● **Work to complete**: Gather all lines containing the string "folder" and copy them out.

───── Information supplied ─────

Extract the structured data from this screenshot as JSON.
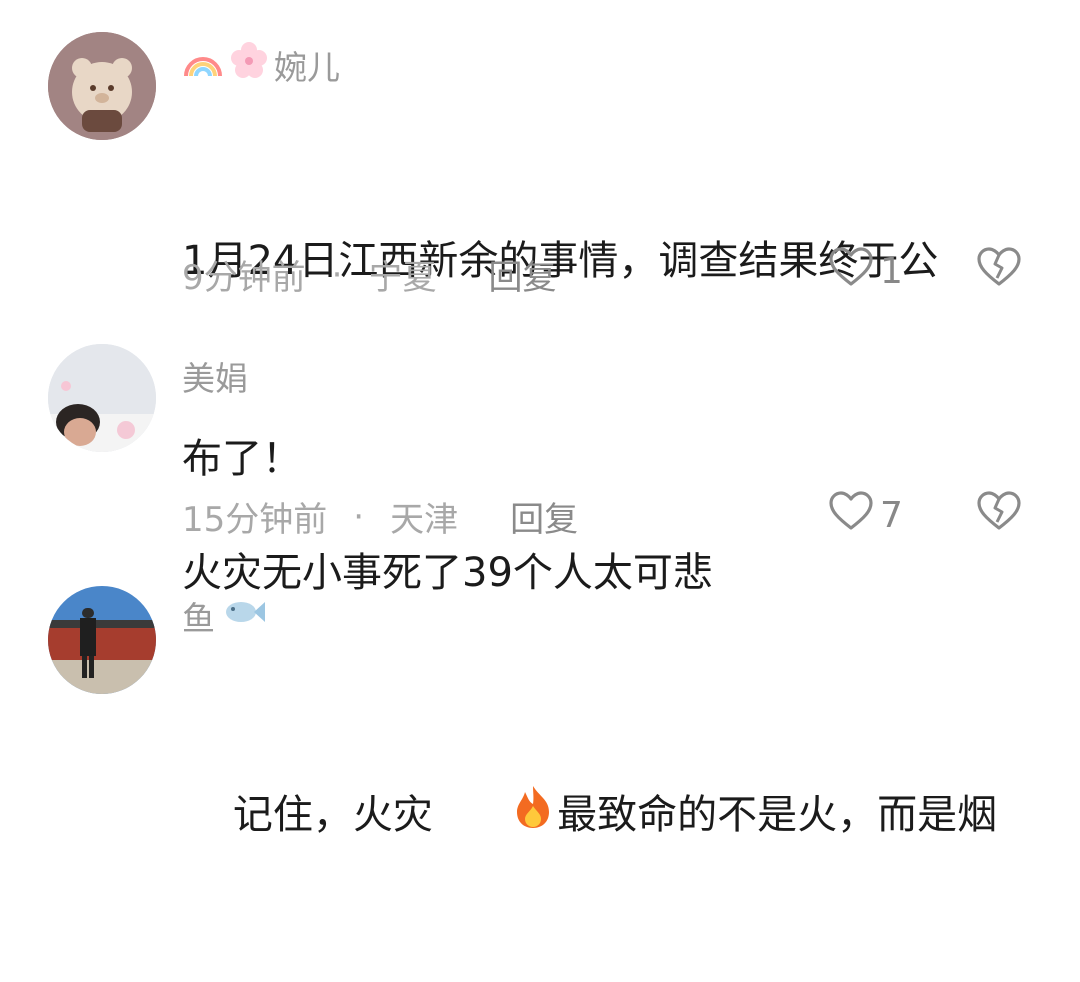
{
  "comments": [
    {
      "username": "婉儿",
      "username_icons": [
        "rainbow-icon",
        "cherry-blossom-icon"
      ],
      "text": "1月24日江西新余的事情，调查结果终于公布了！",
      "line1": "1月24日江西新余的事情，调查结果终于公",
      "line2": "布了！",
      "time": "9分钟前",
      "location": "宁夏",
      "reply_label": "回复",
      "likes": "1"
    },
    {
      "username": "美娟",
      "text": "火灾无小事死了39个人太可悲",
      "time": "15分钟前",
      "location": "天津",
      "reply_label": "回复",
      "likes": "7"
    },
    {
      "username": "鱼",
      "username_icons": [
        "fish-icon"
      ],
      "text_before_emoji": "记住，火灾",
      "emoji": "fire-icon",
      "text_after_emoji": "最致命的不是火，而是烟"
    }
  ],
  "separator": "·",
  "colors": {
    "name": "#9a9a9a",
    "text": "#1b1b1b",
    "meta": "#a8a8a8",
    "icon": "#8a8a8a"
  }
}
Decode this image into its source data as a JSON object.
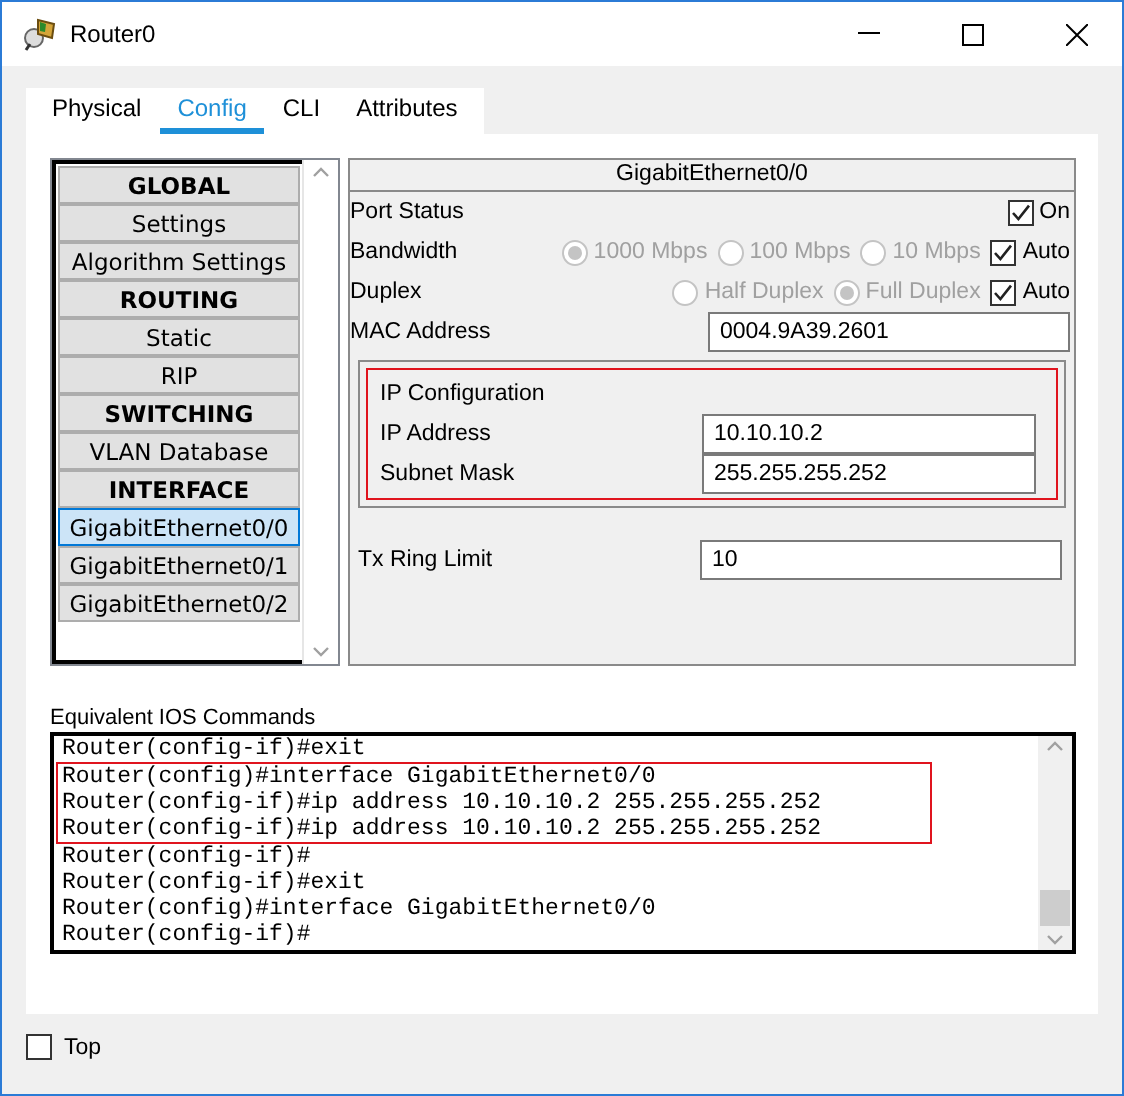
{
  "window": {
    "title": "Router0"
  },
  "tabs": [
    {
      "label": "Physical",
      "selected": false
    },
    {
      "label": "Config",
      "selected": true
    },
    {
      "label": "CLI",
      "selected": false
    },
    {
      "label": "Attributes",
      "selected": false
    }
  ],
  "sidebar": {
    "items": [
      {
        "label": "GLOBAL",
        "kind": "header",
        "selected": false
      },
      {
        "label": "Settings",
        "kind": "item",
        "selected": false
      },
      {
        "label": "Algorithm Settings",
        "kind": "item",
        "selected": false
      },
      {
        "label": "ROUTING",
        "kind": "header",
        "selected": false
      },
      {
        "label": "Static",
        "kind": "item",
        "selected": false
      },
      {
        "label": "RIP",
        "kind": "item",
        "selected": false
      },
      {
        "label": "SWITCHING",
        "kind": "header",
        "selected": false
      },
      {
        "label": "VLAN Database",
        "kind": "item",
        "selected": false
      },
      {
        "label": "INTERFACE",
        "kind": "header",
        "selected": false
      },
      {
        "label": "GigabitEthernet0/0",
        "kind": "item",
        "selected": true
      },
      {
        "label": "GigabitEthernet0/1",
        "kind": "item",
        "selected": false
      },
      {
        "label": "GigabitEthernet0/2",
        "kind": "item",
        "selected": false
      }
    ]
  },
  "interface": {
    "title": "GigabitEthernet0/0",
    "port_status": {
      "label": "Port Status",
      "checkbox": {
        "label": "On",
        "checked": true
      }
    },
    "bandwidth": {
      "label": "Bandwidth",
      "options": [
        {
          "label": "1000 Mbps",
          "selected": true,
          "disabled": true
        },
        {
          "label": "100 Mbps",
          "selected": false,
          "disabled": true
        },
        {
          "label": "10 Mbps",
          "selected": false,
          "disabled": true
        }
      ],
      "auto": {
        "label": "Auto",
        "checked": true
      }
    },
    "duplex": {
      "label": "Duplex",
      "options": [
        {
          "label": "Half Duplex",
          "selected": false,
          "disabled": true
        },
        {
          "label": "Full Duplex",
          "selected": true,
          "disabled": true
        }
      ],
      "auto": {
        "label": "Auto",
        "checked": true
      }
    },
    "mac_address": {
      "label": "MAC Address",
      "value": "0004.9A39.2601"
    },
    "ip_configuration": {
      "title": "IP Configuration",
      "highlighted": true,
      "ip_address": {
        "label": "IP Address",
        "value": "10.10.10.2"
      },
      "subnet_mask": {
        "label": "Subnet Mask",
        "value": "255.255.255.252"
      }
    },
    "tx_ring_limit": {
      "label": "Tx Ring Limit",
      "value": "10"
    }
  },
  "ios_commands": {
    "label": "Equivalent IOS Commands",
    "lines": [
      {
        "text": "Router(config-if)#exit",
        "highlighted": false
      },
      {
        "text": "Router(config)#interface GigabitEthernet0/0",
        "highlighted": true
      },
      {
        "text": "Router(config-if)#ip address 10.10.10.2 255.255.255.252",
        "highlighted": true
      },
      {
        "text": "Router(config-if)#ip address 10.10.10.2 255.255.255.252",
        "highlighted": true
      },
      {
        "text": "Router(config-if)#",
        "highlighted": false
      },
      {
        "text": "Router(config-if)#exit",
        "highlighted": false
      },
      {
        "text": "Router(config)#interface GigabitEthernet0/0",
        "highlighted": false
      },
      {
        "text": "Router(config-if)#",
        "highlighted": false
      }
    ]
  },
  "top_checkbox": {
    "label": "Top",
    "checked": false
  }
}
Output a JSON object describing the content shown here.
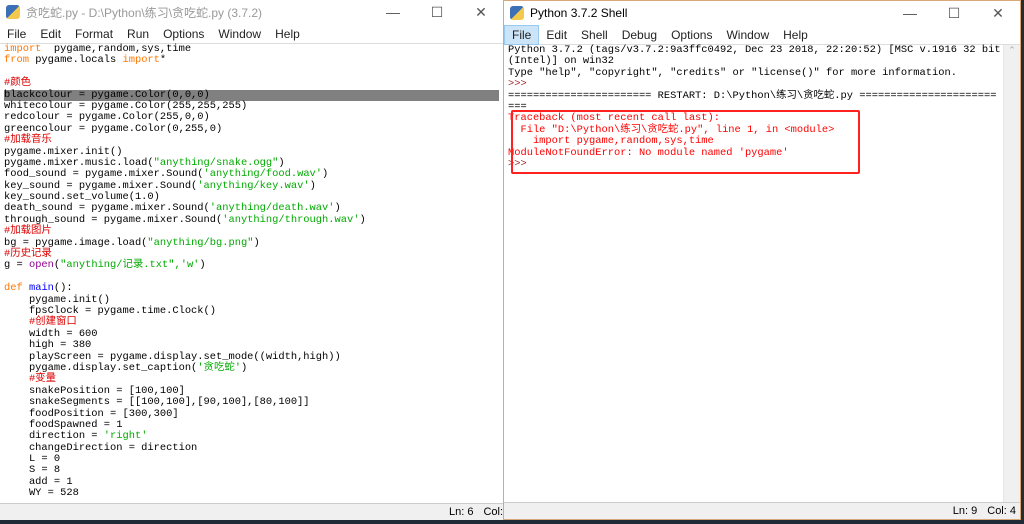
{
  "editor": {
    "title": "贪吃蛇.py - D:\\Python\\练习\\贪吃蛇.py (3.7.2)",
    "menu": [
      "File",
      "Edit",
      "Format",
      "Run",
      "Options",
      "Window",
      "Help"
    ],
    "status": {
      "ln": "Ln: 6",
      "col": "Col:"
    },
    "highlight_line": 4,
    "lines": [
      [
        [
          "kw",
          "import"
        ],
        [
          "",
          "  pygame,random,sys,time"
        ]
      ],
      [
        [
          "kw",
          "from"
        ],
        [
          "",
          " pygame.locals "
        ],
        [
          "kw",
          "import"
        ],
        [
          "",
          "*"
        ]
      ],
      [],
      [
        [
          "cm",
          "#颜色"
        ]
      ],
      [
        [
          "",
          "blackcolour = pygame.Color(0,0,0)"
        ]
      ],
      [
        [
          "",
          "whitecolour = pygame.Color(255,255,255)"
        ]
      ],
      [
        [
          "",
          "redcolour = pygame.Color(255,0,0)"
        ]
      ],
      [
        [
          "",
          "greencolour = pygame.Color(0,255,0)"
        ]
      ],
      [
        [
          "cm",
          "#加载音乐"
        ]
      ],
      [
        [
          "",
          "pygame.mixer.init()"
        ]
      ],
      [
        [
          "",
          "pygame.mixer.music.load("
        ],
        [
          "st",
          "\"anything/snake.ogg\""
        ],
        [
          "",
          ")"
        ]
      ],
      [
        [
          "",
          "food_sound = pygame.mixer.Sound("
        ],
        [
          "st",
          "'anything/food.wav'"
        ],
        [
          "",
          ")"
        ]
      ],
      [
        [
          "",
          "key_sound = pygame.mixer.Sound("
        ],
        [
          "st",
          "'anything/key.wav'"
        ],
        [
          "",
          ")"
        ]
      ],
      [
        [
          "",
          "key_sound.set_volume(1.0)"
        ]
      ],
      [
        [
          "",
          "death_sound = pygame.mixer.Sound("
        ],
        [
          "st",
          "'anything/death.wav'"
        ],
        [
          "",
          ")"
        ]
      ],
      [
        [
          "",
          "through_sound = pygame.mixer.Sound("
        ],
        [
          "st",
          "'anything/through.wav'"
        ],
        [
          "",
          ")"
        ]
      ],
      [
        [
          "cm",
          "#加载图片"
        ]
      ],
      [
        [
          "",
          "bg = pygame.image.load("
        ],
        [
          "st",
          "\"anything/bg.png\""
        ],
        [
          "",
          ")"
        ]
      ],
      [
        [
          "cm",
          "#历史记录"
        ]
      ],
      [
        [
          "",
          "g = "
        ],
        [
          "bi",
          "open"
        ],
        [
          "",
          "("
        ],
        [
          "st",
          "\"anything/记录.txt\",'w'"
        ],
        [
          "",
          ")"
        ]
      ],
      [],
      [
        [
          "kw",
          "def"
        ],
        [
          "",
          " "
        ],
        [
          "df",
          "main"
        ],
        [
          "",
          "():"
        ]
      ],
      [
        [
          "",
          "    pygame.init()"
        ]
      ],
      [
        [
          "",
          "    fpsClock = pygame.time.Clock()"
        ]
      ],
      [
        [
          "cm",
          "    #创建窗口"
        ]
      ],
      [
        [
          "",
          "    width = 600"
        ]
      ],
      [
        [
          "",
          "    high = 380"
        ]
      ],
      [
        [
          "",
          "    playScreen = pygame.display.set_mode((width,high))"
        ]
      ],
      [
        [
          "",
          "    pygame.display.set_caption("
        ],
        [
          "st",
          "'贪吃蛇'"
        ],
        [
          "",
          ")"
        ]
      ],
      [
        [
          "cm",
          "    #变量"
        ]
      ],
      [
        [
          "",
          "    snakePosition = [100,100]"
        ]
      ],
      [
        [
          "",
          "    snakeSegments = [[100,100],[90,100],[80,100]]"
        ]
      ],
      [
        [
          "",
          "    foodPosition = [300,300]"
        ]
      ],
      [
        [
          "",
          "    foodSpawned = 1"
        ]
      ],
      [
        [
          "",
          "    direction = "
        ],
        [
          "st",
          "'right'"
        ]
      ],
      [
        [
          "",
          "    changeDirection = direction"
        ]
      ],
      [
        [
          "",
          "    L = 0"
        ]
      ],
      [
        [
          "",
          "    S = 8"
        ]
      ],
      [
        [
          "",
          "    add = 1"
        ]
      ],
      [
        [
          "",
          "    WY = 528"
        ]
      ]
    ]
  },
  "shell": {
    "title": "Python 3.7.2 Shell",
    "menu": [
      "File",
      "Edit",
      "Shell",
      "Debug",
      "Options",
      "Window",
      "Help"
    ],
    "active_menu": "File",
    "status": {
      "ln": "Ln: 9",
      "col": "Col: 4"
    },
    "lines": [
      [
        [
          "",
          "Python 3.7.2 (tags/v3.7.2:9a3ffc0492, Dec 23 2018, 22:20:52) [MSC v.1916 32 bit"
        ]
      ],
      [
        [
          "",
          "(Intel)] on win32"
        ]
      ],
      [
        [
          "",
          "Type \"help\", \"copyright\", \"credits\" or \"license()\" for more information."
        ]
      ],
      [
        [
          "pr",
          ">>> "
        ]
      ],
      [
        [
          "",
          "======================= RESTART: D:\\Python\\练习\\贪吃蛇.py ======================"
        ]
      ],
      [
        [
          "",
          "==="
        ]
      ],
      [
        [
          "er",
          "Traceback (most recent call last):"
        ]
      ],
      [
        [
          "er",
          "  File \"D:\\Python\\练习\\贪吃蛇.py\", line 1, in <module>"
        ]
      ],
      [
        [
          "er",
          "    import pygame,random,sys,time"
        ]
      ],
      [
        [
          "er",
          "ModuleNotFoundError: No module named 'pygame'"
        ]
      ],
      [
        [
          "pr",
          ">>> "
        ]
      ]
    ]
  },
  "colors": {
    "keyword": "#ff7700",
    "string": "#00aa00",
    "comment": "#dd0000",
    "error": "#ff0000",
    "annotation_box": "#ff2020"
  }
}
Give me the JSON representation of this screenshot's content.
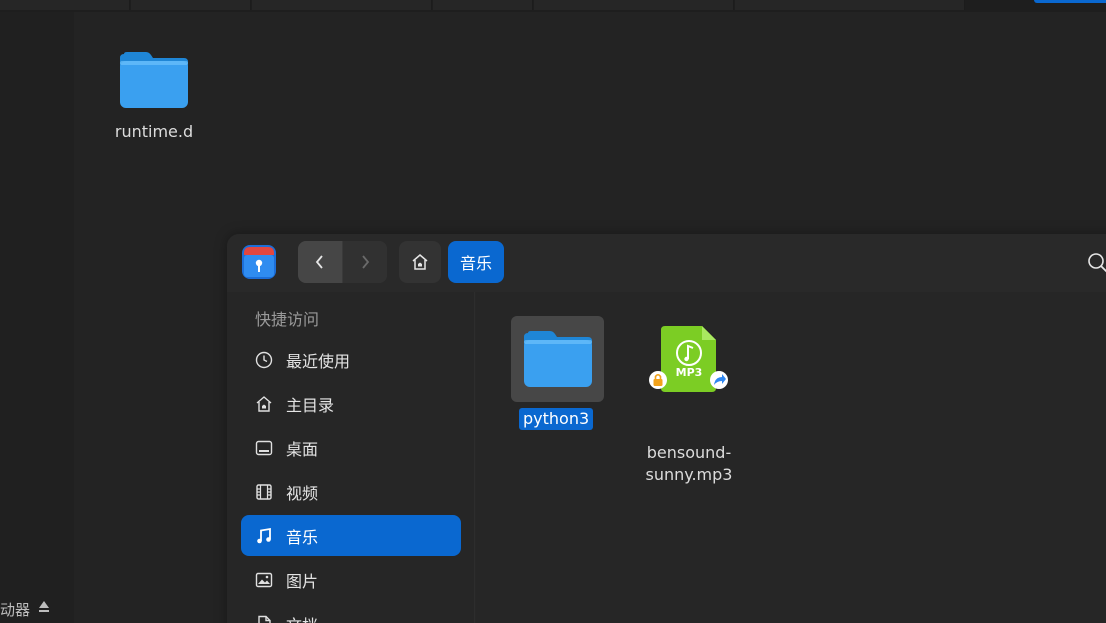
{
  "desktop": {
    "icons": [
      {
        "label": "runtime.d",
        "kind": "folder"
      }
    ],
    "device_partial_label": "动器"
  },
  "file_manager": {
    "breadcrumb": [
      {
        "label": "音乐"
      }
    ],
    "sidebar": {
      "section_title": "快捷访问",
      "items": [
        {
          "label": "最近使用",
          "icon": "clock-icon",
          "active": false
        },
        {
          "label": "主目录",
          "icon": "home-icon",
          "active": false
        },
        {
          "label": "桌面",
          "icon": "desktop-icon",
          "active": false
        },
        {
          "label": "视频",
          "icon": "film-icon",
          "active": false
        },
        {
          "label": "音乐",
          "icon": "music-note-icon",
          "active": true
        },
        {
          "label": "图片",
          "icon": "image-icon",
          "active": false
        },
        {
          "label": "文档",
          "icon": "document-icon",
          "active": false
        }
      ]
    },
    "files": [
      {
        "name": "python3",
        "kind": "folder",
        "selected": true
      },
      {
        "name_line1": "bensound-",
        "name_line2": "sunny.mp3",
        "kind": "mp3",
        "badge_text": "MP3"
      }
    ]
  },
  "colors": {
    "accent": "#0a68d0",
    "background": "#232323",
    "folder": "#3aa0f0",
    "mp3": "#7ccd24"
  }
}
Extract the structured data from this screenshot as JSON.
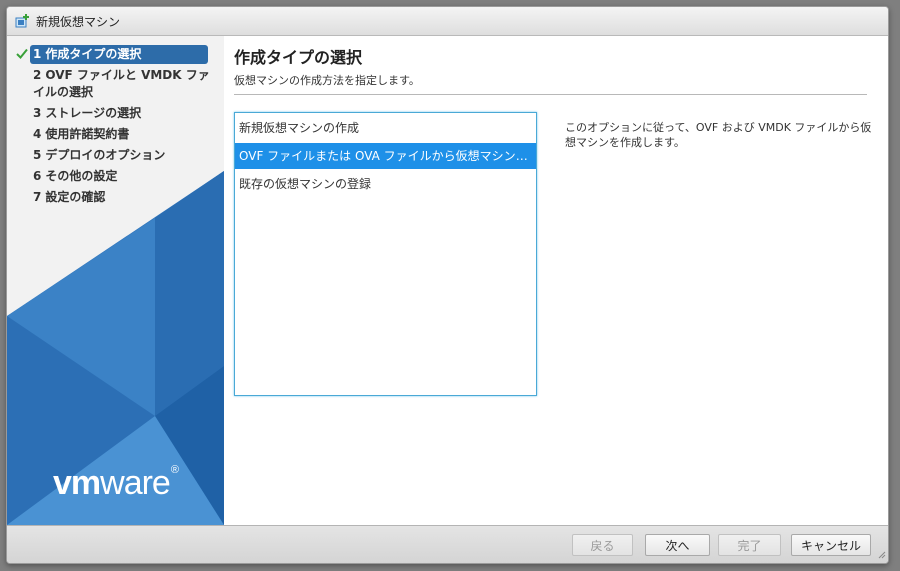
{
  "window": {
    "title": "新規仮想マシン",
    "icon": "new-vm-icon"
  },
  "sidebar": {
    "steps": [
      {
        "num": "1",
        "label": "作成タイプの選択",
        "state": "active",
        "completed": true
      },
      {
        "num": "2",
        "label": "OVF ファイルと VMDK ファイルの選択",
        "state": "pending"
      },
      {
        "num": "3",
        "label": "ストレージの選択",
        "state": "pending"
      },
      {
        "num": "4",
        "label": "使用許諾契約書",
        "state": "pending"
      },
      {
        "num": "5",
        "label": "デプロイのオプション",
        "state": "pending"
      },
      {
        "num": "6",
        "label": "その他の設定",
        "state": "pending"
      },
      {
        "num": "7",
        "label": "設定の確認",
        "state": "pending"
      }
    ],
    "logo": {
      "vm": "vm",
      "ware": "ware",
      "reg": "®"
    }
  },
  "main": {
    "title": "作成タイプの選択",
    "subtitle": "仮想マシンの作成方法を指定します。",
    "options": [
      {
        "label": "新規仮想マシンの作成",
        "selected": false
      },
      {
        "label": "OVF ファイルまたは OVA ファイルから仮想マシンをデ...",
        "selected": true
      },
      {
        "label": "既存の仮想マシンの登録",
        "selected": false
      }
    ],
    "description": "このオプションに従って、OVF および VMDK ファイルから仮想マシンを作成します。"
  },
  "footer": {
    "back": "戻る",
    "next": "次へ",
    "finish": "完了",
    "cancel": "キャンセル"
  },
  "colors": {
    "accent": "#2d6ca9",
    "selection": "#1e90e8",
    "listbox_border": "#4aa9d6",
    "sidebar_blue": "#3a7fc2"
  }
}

─────

● **Answer to the task**:
        "kind": "folder"
        "kind": "folder",
    "folder": "#3aa0f0",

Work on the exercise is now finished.